● What you are asked to do: Reading down the listing below, count the lines where the word "Senere" shows up, then give only that count.

Recorded data
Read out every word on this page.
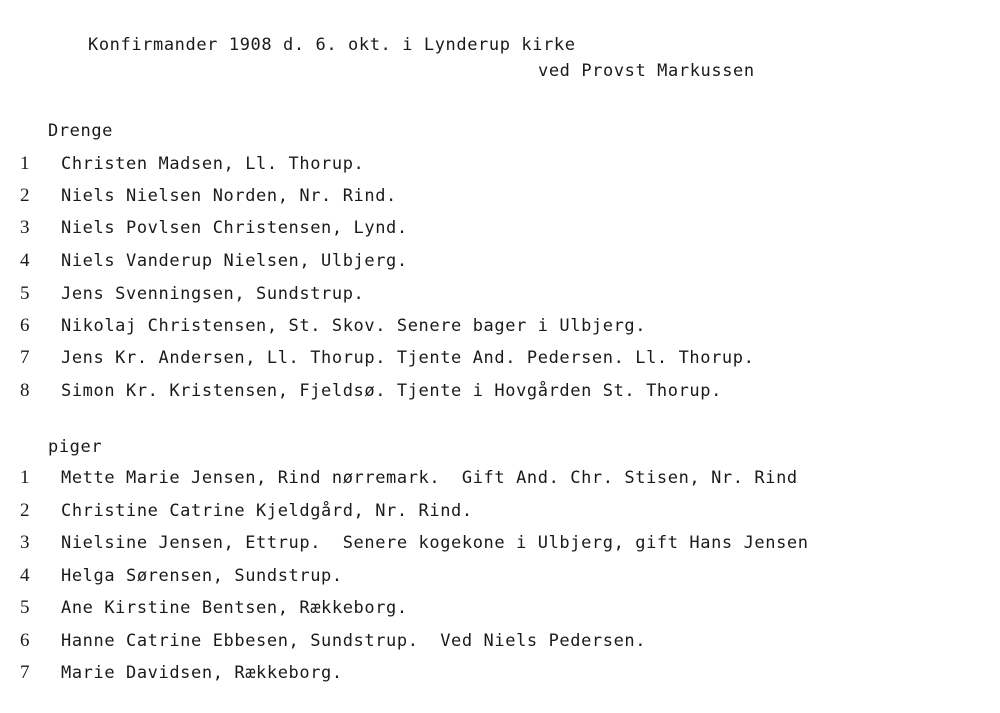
Konfirmander 1908 d. 6. okt. i Lynderup kirke
ved Provst Markussen
Drenge
1	Christen Madsen, Ll. Thorup.
2	Niels Nielsen Norden, Nr. Rind.
3	Niels Povlsen Christensen, Lynd.
4	Niels Vanderup Nielsen, Ulbjerg.
5	Jens Svenningsen, Sundstrup.
6	Nikolaj Christensen, St. Skov. Senere bager i Ulbjerg.
7	Jens Kr. Andersen, Ll. Thorup. Tjente And. Pedersen. Ll. Thorup.
8	Simon Kr. Kristensen, Fjeldsø. Tjente i Hovgården St. Thorup.
piger
1	Mette Marie Jensen, Rind nørremark.  Gift And. Chr. Stisen, Nr. Rind
2	Christine Catrine Kjeldgård, Nr. Rind.
3	Nielsine Jensen, Ettrup.  Senere kogekone i Ulbjerg, gift Hans Jensen
4	Helga Sørensen, Sundstrup.
5	Ane Kirstine Bentsen, Rækkeborg.
6	Hanne Catrine Ebbesen, Sundstrup.  Ved Niels Pedersen.
7	Marie Davidsen, Rækkeborg.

● Result of this task: 2